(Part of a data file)
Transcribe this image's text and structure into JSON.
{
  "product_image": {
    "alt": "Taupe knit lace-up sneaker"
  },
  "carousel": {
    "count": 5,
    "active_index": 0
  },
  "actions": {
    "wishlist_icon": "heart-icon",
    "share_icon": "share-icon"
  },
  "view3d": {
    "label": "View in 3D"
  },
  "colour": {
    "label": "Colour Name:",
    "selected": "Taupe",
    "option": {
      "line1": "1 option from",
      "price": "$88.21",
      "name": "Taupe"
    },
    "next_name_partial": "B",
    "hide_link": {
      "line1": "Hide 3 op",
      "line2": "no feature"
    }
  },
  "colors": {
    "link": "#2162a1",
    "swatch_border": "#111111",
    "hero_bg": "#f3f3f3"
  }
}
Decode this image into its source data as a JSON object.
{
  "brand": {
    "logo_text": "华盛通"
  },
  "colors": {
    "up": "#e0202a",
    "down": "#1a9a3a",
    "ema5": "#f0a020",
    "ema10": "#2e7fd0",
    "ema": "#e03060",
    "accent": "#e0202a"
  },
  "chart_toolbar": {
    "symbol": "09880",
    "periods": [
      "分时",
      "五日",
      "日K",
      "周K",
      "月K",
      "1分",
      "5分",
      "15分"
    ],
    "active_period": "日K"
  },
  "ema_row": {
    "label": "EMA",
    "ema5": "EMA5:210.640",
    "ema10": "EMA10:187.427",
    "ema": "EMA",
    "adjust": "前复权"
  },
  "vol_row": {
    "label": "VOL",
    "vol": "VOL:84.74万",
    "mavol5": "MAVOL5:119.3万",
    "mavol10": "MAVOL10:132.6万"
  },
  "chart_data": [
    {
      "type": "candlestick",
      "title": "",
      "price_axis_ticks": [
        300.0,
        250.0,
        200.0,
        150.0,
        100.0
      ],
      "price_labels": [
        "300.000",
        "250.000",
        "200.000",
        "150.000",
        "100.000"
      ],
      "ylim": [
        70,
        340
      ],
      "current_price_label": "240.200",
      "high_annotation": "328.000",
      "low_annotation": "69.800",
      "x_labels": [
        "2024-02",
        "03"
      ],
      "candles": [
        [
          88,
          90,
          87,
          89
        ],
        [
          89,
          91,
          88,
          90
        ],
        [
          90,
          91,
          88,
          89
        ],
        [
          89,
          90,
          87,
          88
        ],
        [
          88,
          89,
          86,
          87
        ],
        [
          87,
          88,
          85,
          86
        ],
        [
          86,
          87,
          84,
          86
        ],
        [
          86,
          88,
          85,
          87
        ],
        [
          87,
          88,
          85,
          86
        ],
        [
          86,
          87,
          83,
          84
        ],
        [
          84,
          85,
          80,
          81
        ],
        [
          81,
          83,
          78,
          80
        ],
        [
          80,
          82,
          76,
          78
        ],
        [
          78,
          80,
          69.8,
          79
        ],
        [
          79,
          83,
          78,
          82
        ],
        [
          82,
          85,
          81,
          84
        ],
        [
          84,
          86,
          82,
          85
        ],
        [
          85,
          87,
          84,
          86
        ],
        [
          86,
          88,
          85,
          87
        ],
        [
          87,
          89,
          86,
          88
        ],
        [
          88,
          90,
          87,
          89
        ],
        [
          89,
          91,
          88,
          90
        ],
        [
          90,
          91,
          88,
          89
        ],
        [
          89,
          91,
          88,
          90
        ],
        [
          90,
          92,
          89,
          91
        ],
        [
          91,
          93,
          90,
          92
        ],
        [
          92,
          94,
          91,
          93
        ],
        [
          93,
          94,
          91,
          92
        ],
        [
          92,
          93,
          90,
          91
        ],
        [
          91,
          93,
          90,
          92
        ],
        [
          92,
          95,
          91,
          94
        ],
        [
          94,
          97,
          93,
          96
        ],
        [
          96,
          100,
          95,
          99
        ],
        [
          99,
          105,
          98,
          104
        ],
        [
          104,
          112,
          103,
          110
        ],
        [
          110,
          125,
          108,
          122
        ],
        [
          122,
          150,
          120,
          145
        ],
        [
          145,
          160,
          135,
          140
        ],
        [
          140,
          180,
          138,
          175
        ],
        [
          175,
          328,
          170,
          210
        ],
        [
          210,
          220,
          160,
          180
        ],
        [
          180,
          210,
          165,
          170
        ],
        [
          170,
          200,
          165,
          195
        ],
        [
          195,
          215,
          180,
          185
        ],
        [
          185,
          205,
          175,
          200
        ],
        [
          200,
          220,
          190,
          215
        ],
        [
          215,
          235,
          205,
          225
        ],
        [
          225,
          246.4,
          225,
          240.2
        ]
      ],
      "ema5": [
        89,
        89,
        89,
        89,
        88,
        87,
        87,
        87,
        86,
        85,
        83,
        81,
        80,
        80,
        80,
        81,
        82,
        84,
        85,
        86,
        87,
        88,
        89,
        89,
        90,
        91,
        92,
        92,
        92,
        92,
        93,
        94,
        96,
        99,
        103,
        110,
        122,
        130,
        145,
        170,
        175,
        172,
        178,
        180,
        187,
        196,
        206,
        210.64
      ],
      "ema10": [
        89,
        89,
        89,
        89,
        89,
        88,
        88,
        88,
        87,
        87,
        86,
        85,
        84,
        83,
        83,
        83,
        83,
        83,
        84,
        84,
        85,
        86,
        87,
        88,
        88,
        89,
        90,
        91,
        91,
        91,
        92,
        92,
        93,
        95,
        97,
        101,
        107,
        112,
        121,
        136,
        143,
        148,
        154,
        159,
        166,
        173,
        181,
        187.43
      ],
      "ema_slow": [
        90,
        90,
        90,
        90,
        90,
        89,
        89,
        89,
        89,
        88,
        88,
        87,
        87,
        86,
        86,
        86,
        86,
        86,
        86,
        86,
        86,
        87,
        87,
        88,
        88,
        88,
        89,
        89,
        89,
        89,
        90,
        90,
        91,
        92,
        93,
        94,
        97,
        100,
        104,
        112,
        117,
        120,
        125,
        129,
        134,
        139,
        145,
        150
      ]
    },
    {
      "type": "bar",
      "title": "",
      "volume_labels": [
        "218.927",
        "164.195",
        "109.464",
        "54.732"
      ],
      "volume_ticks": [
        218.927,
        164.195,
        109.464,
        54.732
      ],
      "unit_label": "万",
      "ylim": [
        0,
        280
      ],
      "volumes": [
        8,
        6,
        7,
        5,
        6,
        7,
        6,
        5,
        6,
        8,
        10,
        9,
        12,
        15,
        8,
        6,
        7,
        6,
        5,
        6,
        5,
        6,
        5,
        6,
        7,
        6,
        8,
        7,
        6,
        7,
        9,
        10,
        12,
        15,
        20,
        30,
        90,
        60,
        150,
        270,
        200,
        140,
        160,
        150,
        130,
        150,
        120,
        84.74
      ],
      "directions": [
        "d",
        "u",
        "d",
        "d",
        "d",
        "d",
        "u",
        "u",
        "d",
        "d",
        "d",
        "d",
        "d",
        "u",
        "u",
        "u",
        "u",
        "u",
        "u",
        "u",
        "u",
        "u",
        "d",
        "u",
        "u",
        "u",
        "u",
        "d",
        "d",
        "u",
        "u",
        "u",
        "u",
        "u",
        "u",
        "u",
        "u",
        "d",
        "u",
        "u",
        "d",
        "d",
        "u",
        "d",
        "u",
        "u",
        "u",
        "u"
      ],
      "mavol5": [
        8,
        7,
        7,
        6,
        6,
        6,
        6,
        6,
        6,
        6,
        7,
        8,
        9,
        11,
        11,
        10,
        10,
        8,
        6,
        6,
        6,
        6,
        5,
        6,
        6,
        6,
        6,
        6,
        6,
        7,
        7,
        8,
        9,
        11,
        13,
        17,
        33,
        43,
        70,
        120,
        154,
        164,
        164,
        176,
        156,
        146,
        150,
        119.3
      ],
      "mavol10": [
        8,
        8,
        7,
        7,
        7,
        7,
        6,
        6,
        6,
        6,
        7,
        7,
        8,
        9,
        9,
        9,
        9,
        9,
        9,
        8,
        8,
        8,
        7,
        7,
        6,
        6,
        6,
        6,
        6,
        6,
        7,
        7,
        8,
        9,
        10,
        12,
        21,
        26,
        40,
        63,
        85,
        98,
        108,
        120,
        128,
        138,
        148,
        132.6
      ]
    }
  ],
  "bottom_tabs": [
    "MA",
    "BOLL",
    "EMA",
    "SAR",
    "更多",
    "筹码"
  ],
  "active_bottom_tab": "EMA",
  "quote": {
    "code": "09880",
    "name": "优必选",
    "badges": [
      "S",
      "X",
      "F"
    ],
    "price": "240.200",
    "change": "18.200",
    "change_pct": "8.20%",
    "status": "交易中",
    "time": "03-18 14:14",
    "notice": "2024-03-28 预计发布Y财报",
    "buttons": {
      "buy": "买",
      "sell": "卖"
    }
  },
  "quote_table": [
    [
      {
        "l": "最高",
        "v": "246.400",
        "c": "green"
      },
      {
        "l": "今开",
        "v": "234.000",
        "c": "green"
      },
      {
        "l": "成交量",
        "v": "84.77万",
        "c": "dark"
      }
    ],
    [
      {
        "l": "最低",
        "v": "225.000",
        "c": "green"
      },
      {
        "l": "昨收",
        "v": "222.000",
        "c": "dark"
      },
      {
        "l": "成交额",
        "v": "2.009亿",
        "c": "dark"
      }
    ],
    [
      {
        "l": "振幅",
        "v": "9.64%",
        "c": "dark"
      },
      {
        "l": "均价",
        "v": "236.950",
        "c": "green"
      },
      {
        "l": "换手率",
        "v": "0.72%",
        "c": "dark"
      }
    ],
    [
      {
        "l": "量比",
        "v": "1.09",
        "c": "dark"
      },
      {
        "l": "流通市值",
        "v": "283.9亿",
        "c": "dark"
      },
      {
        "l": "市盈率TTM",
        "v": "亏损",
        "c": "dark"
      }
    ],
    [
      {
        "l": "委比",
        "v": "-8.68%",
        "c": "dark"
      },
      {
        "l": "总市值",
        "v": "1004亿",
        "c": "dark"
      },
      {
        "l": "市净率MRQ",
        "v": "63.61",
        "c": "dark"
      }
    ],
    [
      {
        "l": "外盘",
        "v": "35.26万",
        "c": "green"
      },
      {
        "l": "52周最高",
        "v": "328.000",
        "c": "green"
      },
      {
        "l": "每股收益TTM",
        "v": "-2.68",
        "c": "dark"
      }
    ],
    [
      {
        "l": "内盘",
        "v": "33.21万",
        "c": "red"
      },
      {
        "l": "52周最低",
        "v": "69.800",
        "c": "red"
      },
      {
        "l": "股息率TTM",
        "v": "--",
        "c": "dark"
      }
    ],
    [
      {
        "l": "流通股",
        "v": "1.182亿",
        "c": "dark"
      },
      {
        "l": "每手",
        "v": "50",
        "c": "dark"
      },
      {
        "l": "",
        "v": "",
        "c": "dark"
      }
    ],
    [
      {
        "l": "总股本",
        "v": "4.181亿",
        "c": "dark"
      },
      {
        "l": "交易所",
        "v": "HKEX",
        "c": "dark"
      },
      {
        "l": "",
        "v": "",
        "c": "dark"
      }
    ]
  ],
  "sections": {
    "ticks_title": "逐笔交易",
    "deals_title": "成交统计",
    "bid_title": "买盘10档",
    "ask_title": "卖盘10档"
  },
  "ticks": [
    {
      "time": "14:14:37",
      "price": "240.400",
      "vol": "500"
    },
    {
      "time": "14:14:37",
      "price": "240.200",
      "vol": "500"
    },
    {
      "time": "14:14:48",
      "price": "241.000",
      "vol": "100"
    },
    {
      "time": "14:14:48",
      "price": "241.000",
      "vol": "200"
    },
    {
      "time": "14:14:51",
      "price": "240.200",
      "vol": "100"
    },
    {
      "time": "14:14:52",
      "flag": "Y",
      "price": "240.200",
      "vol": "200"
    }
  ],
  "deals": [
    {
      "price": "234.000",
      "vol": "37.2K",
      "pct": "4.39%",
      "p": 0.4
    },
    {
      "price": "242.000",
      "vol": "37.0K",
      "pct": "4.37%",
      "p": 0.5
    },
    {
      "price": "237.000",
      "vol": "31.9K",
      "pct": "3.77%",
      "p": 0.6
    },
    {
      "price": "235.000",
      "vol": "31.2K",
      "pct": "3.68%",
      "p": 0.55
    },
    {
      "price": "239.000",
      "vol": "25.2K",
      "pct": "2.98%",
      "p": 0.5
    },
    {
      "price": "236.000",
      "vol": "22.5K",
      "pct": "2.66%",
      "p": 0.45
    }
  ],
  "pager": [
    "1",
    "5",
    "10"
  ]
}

→ **Required work**: Scan the listing above and identify each line holding the string "into"; copy every such line.

→ **Exercise answer**:
Transcribe this image's text and structure into JSON.
Decode this image into its source data as a JSON object.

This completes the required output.